## start MATERIAL

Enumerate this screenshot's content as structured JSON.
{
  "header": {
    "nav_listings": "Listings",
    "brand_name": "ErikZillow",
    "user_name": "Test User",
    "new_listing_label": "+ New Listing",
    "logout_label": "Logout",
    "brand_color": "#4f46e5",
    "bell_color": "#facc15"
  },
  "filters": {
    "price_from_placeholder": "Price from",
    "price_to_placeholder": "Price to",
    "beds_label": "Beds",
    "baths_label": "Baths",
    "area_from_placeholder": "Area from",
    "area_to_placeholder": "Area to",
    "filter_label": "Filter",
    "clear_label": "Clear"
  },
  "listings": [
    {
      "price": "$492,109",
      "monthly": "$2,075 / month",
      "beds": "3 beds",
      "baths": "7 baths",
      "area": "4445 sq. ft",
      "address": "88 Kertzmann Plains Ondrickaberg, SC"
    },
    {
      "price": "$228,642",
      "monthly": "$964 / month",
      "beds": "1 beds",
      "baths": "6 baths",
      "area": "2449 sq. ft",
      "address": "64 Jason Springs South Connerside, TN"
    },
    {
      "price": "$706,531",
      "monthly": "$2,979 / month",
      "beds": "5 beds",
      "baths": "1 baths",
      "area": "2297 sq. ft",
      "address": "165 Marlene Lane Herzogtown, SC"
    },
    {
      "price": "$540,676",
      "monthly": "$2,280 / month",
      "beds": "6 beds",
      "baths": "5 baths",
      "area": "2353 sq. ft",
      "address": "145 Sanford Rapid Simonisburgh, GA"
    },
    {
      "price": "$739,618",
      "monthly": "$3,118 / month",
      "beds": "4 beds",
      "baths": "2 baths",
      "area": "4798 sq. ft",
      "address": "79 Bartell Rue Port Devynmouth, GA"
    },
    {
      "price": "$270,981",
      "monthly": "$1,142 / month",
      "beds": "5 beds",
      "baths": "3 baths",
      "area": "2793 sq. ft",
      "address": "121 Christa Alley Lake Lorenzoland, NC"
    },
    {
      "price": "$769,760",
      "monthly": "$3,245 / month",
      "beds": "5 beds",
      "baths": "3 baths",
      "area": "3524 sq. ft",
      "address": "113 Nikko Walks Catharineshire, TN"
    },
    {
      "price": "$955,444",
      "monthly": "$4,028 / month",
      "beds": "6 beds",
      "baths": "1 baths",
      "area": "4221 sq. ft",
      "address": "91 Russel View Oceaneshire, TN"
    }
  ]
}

## end MATERIAL

Write the material out again in its entirety, exactly as shown.

Enumerate this screenshot's content as structured JSON.
{
  "header": {
    "nav_listings": "Listings",
    "brand_name": "ErikZillow",
    "user_name": "Test User",
    "new_listing_label": "+ New Listing",
    "logout_label": "Logout",
    "brand_color": "#4f46e5",
    "bell_color": "#facc15"
  },
  "filters": {
    "price_from_placeholder": "Price from",
    "price_to_placeholder": "Price to",
    "beds_label": "Beds",
    "baths_label": "Baths",
    "area_from_placeholder": "Area from",
    "area_to_placeholder": "Area to",
    "filter_label": "Filter",
    "clear_label": "Clear"
  },
  "listings": [
    {
      "price": "$492,109",
      "monthly": "$2,075 / month",
      "beds": "3 beds",
      "baths": "7 baths",
      "area": "4445 sq. ft",
      "address": "88 Kertzmann Plains Ondrickaberg, SC"
    },
    {
      "price": "$228,642",
      "monthly": "$964 / month",
      "beds": "1 beds",
      "baths": "6 baths",
      "area": "2449 sq. ft",
      "address": "64 Jason Springs South Connerside, TN"
    },
    {
      "price": "$706,531",
      "monthly": "$2,979 / month",
      "beds": "5 beds",
      "baths": "1 baths",
      "area": "2297 sq. ft",
      "address": "165 Marlene Lane Herzogtown, SC"
    },
    {
      "price": "$540,676",
      "monthly": "$2,280 / month",
      "beds": "6 beds",
      "baths": "5 baths",
      "area": "2353 sq. ft",
      "address": "145 Sanford Rapid Simonisburgh, GA"
    },
    {
      "price": "$739,618",
      "monthly": "$3,118 / month",
      "beds": "4 beds",
      "baths": "2 baths",
      "area": "4798 sq. ft",
      "address": "79 Bartell Rue Port Devynmouth, GA"
    },
    {
      "price": "$270,981",
      "monthly": "$1,142 / month",
      "beds": "5 beds",
      "baths": "3 baths",
      "area": "2793 sq. ft",
      "address": "121 Christa Alley Lake Lorenzoland, NC"
    },
    {
      "price": "$769,760",
      "monthly": "$3,245 / month",
      "beds": "5 beds",
      "baths": "3 baths",
      "area": "3524 sq. ft",
      "address": "113 Nikko Walks Catharineshire, TN"
    },
    {
      "price": "$955,444",
      "monthly": "$4,028 / month",
      "beds": "6 beds",
      "baths": "1 baths",
      "area": "4221 sq. ft",
      "address": "91 Russel View Oceaneshire, TN"
    }
  ]
}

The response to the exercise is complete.